Copy every line from the records below that holds the word "odnosno".

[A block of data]
***

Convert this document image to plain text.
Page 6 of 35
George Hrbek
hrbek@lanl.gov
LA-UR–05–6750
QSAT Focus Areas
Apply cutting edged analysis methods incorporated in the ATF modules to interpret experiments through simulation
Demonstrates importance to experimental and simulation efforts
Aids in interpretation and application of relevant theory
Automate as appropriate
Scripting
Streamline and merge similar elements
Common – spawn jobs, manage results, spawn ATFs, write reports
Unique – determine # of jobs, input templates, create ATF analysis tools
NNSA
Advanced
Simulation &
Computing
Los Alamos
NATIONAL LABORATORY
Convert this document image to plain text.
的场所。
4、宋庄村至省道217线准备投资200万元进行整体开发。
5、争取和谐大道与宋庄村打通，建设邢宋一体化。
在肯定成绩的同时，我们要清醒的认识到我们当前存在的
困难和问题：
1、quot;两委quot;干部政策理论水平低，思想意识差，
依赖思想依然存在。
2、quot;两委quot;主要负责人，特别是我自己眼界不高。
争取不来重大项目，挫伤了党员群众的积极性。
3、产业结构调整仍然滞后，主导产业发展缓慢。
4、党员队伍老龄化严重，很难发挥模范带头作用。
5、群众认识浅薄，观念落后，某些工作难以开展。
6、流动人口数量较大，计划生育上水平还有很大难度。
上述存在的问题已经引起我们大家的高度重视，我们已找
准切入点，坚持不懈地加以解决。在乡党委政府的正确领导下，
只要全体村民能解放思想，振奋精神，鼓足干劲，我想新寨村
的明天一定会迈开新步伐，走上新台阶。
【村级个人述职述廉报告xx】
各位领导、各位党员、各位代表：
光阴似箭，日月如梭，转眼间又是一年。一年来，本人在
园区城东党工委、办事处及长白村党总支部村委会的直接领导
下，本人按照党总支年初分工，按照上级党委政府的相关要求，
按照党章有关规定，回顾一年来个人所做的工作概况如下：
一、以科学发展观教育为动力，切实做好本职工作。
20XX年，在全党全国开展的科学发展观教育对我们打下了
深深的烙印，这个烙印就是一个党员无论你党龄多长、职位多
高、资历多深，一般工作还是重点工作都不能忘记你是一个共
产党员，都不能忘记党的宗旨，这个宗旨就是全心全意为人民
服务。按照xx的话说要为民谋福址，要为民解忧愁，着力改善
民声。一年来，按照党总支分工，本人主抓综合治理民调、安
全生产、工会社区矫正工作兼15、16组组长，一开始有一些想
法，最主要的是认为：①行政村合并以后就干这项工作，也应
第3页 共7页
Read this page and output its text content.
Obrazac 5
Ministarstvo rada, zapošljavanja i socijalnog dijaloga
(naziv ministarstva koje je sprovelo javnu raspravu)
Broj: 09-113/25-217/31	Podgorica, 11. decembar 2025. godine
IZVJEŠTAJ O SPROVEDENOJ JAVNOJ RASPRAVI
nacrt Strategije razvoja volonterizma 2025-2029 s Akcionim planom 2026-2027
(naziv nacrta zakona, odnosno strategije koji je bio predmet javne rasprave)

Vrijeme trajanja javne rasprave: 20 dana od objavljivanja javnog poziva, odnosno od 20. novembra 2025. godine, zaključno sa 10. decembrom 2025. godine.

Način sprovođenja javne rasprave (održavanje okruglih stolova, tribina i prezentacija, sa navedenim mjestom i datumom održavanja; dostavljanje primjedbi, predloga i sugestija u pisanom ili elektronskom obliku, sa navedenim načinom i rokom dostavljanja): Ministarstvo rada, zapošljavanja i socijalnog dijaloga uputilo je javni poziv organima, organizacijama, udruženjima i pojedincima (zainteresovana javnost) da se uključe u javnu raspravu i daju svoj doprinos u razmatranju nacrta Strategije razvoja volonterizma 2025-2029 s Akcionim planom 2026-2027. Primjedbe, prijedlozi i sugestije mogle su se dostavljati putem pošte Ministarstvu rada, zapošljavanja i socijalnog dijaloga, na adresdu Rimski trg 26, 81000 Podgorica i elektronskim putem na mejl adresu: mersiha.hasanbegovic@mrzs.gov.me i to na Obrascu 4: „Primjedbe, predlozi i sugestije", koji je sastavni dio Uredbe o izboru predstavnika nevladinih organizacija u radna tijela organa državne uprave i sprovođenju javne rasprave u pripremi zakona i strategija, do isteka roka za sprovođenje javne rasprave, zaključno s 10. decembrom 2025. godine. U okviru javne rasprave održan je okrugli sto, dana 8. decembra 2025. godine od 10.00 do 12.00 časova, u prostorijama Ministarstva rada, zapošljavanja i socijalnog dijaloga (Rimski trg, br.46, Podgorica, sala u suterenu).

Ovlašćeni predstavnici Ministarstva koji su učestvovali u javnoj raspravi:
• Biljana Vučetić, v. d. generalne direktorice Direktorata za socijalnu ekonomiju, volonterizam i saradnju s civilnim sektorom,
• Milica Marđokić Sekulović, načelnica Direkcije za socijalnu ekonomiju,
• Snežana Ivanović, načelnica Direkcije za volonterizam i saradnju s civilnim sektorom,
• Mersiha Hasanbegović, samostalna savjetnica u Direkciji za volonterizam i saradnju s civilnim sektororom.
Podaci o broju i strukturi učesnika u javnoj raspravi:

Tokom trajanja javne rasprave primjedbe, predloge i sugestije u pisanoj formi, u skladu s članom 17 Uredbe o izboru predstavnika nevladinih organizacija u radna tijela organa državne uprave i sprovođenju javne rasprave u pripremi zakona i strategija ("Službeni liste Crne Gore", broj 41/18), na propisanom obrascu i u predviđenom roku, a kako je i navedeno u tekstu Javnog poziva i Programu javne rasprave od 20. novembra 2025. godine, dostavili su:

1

***

ANSWER FOR THIS EXERCISE:
(naziv nacrta zakona, odnosno strategije koji je bio predmet javne rasprave)
Vrijeme trajanja javne rasprave: 20 dana od objavljivanja javnog poziva, odnosno od 20. novembra 2025. godine, zaključno sa 10. decembrom 2025. godine.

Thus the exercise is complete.